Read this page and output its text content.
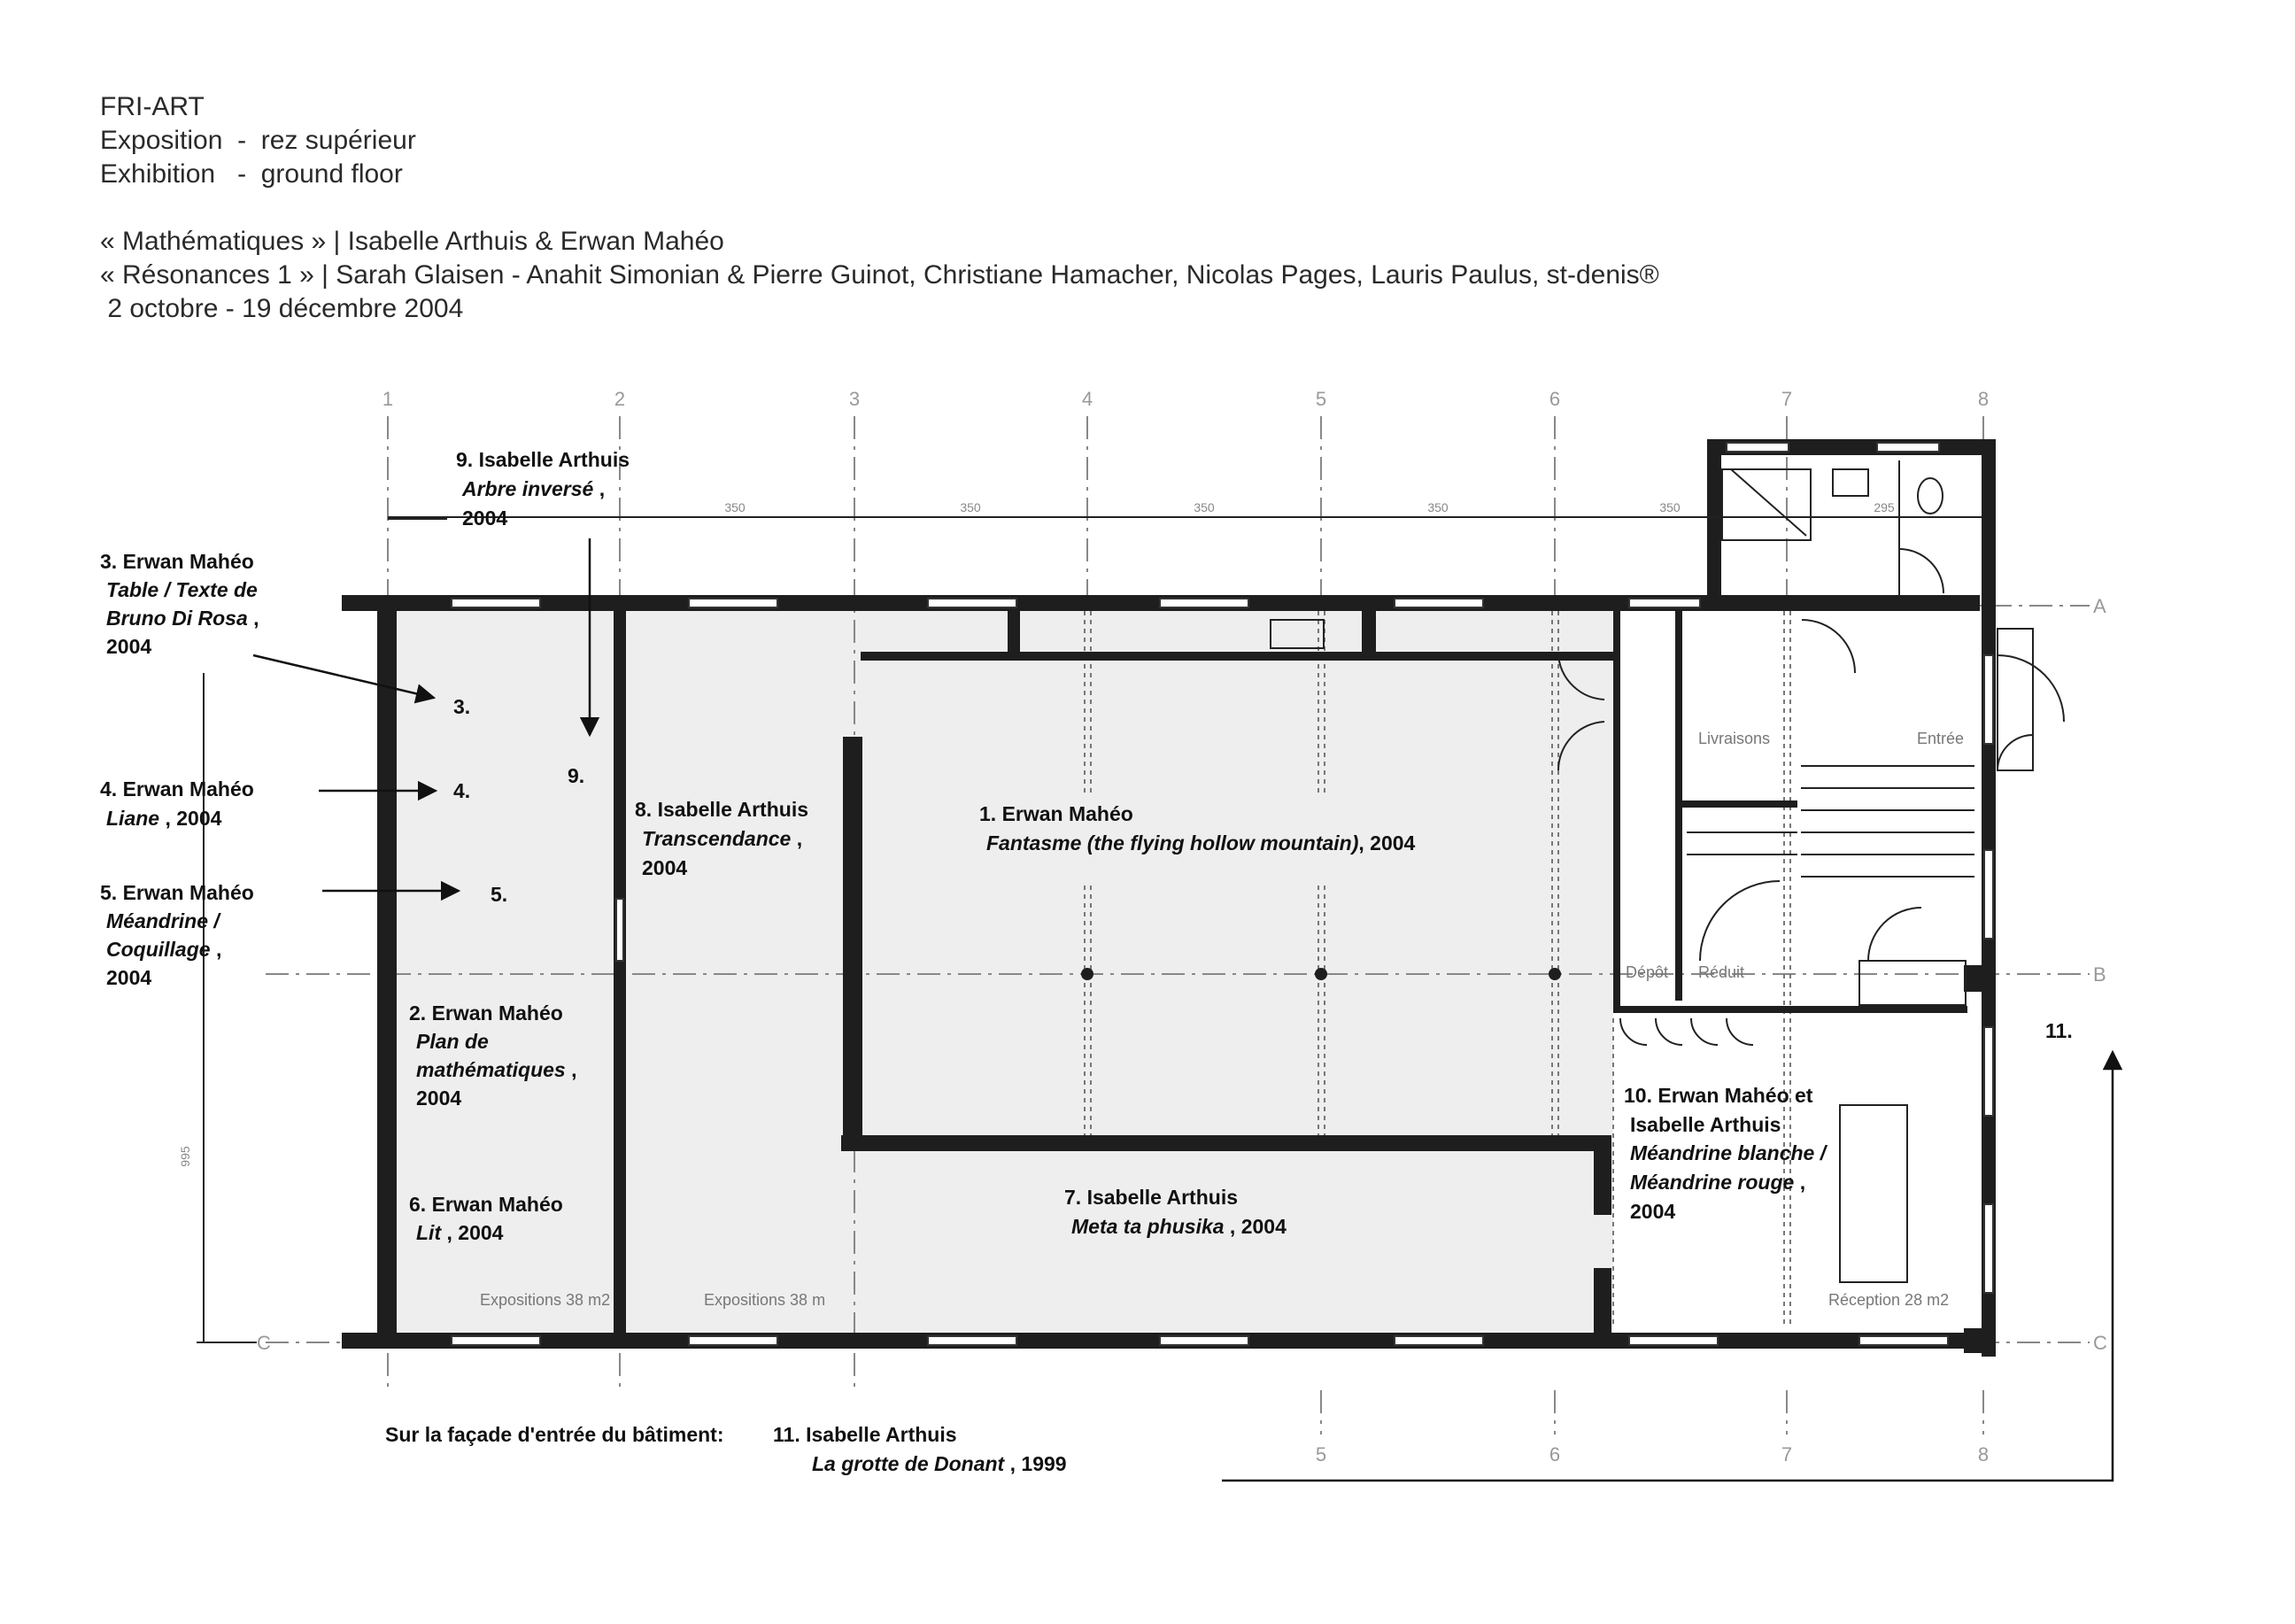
FRI-ART
Exposition  -  rez supérieur
Exhibition   -  ground floor
« Mathématiques » | Isabelle Arthuis & Erwan Mahéo
« Résonances 1 » | Sarah Glaisen - Anahit Simonian & Pierre Guinot, Christiane Hamacher, Nicolas Pages, Lauris Paulus, st-denis®
2 octobre - 19 décembre 2004
1	2	3	4	5	6	7	8
5	6	7	8
A
B
C
C
350	350	350	350	350	295
995
Expositions 38 m2	Expositions 38 m	Réception 28 m2
Livraisons	Entrée
Dépôt Réduit
1. Erwan Mahéo
Fantasme (the flying hollow mountain), 2004
2. Erwan Mahéo
Plan de
mathématiques ,
2004
3. Erwan Mahéo
Table / Texte de
Bruno Di Rosa ,
2004
3.
4. Erwan Mahéo
Liane , 2004
4.
5. Erwan Mahéo
Méandrine /
Coquillage ,
2004
5.
6. Erwan Mahéo
Lit , 2004
7. Isabelle Arthuis
Meta ta phusika , 2004
8. Isabelle Arthuis
Transcendance ,
2004
9. Isabelle Arthuis
Arbre inversé ,
2004
9.
10. Erwan Mahéo et
Isabelle Arthuis
Méandrine blanche /
Méandrine rouge ,
2004
11.
Sur la façade d'entrée du bâtiment: 11. Isabelle Arthuis
La grotte de Donant , 1999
-----
*GOAL*
Locate the lines above that contain "Arthuis" and copy them.

*ANSWER TO THIS TASK*
« Mathématiques » | Isabelle Arthuis & Erwan Mahéo
7. Isabelle Arthuis
8. Isabelle Arthuis
9. Isabelle Arthuis
Isabelle Arthuis
Sur la façade d'entrée du bâtiment: 11. Isabelle Arthuis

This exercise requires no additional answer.